Goal — Check each line of the records below and collect those holding "JSON".

Data lines —
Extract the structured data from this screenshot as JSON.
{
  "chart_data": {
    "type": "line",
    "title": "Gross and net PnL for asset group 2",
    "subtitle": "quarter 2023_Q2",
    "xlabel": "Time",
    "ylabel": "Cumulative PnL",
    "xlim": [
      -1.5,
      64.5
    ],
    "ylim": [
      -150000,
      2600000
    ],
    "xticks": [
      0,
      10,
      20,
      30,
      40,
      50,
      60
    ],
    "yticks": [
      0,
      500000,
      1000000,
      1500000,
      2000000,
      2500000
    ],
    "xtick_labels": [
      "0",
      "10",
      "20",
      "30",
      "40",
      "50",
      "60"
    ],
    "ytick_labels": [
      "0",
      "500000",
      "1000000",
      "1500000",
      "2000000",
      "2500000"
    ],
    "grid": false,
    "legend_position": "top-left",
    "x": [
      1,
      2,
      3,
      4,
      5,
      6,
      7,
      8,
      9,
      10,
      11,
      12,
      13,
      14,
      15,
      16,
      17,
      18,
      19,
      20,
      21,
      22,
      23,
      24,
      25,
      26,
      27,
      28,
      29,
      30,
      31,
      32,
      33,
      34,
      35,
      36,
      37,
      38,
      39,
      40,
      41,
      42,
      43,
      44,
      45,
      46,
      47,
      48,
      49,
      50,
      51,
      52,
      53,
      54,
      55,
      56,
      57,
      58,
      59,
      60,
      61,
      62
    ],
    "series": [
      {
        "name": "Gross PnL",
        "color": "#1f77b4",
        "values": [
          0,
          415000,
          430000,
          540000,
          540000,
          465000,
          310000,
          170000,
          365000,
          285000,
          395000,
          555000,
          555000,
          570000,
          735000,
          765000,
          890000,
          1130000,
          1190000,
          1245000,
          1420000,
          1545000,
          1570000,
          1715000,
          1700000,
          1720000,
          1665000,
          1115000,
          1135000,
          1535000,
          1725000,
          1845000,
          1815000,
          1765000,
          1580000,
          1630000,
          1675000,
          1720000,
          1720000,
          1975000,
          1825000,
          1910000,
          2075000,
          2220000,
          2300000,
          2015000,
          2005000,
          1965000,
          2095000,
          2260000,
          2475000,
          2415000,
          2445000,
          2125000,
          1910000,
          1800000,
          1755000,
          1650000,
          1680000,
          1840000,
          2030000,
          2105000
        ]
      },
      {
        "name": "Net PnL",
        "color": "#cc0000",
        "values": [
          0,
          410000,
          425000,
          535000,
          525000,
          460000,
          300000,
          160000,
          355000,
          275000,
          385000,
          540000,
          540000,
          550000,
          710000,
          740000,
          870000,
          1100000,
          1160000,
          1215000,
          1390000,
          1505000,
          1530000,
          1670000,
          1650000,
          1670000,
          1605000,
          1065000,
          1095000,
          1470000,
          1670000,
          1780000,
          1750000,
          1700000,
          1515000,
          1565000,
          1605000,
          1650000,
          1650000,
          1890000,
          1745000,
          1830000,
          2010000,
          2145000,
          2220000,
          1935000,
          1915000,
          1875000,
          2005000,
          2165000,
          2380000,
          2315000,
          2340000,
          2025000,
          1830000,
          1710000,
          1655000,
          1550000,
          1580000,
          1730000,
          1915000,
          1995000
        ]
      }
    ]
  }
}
--
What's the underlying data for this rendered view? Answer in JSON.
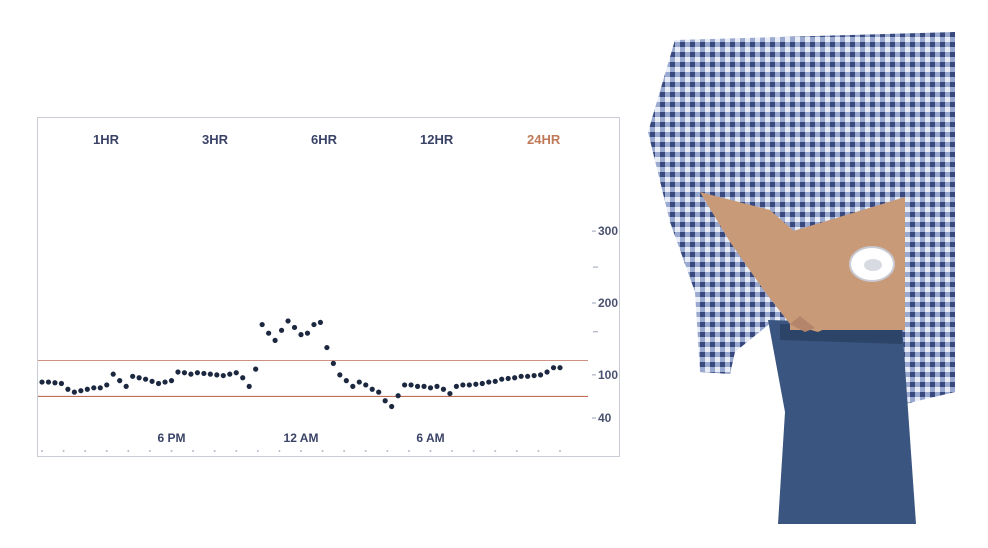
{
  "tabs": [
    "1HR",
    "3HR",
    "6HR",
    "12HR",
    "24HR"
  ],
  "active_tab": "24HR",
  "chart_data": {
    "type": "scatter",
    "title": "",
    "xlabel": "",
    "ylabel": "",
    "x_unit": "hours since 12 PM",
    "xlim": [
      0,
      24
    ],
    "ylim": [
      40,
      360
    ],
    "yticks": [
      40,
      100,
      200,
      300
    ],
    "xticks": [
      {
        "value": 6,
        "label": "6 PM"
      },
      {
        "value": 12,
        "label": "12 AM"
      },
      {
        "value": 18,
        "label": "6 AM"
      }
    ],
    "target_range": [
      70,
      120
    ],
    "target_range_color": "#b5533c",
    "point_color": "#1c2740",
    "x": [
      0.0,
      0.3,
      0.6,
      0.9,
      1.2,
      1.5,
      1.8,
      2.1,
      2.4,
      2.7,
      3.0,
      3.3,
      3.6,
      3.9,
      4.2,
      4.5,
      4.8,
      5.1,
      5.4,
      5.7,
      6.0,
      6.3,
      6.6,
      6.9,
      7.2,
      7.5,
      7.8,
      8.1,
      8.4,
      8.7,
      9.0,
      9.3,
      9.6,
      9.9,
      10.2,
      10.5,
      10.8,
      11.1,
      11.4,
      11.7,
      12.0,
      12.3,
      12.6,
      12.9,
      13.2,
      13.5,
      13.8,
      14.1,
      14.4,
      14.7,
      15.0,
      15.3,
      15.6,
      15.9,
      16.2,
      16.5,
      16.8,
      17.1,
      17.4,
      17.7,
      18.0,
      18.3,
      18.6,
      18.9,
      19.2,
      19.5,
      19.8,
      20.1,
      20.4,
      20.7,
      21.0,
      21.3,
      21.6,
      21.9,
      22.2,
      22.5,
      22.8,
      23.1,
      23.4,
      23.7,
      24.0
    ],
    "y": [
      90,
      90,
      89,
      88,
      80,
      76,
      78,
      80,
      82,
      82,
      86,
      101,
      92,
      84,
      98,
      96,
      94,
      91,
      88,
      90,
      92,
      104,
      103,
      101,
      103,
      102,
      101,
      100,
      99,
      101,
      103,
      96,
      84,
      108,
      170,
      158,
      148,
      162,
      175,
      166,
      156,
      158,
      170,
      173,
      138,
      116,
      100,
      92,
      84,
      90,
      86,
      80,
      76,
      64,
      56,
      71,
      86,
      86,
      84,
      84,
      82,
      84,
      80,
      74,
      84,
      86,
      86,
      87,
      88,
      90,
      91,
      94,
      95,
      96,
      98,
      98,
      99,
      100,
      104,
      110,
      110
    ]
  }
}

Task output —
Extract the structured data from this screenshot as JSON.
What's the underlying data for this rendered view? Answer in JSON.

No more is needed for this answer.